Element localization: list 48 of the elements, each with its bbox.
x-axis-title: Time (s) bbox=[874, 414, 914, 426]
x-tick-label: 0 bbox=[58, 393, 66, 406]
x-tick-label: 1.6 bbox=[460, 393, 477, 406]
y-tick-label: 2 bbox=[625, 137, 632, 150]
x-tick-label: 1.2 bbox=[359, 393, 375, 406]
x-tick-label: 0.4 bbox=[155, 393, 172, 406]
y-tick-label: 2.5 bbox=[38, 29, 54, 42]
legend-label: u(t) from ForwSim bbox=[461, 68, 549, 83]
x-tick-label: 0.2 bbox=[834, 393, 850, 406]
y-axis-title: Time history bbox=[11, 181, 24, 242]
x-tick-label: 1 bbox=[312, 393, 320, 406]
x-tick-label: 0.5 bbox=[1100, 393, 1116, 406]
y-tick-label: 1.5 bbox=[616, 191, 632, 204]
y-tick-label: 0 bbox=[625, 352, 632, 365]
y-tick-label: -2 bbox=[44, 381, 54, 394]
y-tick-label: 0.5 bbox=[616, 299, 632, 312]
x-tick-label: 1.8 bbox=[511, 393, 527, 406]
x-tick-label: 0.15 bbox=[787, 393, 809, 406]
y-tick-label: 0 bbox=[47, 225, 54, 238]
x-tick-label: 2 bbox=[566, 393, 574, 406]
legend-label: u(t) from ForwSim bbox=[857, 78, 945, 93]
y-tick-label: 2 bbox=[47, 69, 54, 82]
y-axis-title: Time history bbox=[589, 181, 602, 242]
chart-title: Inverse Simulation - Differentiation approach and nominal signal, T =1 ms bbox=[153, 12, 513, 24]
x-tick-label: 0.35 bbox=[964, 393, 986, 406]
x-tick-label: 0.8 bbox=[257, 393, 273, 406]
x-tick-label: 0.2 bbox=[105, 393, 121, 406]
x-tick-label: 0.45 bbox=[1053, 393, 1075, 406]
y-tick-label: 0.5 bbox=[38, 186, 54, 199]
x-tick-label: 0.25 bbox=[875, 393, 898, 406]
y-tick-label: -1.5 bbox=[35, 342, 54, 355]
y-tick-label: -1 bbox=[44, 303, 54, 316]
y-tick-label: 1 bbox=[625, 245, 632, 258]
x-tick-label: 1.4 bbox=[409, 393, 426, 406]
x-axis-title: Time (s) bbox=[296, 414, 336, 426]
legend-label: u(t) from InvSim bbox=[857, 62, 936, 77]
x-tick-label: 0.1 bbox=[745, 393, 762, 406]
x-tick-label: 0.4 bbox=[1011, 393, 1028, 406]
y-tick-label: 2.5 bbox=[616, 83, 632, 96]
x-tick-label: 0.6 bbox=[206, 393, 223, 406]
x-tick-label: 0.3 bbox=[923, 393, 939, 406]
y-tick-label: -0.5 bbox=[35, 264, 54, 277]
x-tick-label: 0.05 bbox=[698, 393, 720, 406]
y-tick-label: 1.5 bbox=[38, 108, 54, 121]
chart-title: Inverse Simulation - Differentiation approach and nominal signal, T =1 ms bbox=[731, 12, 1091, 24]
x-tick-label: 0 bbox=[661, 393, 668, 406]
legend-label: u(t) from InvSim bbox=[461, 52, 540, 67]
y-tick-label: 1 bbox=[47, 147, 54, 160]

...

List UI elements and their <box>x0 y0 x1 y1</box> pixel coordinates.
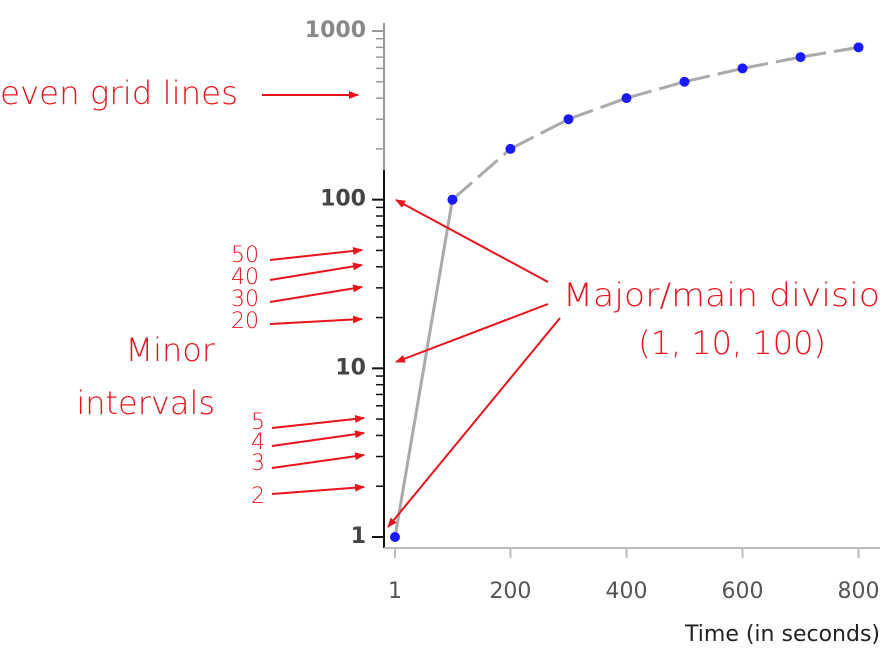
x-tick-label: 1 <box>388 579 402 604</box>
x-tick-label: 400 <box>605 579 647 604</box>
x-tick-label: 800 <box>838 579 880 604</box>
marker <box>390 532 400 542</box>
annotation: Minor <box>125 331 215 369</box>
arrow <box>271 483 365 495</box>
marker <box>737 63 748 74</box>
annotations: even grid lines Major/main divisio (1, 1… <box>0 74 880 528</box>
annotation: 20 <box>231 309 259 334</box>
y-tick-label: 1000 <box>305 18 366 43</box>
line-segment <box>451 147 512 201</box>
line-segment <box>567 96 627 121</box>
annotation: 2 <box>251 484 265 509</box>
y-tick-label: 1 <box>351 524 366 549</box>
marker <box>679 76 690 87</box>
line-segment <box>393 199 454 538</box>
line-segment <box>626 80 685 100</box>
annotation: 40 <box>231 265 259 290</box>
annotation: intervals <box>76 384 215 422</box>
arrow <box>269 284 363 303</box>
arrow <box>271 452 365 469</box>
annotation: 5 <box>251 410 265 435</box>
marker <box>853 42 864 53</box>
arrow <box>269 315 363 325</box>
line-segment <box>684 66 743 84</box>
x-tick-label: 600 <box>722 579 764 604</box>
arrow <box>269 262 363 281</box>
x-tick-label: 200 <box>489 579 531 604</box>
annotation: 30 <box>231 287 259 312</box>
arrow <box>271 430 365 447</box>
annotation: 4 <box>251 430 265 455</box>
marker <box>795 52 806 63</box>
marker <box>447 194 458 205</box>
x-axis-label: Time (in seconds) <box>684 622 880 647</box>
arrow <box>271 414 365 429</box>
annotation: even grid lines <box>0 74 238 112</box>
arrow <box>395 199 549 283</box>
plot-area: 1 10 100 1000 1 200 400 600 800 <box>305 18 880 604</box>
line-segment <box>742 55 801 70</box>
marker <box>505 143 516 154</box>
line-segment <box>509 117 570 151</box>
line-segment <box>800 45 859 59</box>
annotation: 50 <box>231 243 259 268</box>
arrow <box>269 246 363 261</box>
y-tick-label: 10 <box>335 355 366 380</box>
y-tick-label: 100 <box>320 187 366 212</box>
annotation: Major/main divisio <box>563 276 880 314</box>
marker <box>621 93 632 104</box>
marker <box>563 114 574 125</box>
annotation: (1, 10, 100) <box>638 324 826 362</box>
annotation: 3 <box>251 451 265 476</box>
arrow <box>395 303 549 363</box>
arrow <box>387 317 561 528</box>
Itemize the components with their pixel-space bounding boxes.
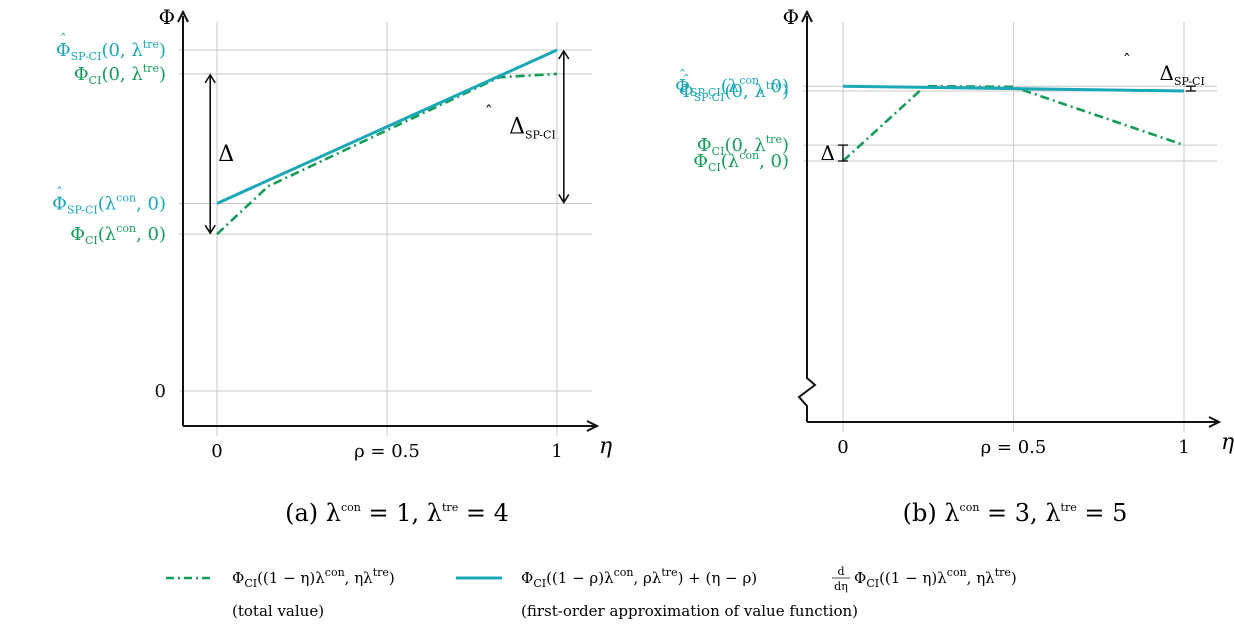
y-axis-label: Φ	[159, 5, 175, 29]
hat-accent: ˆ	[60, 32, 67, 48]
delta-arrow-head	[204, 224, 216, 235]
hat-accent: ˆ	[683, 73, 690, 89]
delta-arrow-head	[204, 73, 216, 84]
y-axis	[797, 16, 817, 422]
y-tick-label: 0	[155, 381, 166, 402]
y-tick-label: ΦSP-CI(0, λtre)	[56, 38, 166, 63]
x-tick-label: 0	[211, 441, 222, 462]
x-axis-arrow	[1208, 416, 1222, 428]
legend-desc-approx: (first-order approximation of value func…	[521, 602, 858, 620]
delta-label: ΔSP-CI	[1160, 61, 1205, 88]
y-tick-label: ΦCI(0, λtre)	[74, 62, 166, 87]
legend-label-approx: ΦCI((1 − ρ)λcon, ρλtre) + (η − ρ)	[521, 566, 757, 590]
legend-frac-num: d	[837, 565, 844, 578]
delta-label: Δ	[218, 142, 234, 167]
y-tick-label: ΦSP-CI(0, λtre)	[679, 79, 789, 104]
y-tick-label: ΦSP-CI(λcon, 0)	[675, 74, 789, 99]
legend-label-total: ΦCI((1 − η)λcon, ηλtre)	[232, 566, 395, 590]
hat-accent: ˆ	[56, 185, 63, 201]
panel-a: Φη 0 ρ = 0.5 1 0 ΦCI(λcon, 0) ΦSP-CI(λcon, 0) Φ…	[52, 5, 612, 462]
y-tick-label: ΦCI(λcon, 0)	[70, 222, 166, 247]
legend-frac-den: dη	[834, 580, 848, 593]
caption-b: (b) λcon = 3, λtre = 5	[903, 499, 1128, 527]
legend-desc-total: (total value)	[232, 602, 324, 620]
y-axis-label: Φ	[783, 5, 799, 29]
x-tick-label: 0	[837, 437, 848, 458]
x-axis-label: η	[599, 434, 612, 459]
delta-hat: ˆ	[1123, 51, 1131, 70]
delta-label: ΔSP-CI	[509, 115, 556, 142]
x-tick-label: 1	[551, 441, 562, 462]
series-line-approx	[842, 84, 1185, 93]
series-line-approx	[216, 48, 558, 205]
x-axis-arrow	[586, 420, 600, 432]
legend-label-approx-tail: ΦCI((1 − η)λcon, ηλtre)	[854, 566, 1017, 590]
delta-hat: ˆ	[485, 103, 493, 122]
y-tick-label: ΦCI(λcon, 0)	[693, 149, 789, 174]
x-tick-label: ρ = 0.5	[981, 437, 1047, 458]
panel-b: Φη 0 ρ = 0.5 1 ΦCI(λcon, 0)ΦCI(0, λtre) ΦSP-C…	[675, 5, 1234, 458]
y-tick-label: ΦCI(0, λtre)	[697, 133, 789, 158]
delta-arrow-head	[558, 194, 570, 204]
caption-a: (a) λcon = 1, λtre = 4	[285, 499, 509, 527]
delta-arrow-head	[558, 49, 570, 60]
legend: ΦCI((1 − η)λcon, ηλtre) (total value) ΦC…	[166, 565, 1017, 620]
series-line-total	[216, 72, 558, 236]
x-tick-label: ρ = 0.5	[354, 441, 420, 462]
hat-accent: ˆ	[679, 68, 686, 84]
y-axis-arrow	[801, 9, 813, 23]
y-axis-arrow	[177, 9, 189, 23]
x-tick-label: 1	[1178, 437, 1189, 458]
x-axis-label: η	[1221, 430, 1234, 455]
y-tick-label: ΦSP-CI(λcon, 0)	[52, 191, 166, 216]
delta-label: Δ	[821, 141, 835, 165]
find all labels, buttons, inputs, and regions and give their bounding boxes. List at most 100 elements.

**What the task asks**: Copy out the lines of the data above from the line containing "5, 175, 29]" up to and including the line containing "61, 1205, 88]".

**Response to the exercise**:
y-axis-label: Φ	[159, 5, 175, 29]
hat-accent: ˆ	[60, 32, 67, 48]
delta-arrow-head	[204, 224, 216, 235]
hat-accent: ˆ	[683, 73, 690, 89]
delta-arrow-head	[204, 73, 216, 84]
y-axis	[797, 16, 817, 422]
y-tick-label: 0	[155, 381, 166, 402]
y-tick-label: ΦSP-CI(0, λtre)	[56, 38, 166, 63]
x-tick-label: 0	[211, 441, 222, 462]
x-axis-arrow	[1208, 416, 1222, 428]
legend-desc-approx: (first-order approximation of value func…	[521, 602, 858, 620]
delta-label: ΔSP-CI	[1160, 61, 1205, 88]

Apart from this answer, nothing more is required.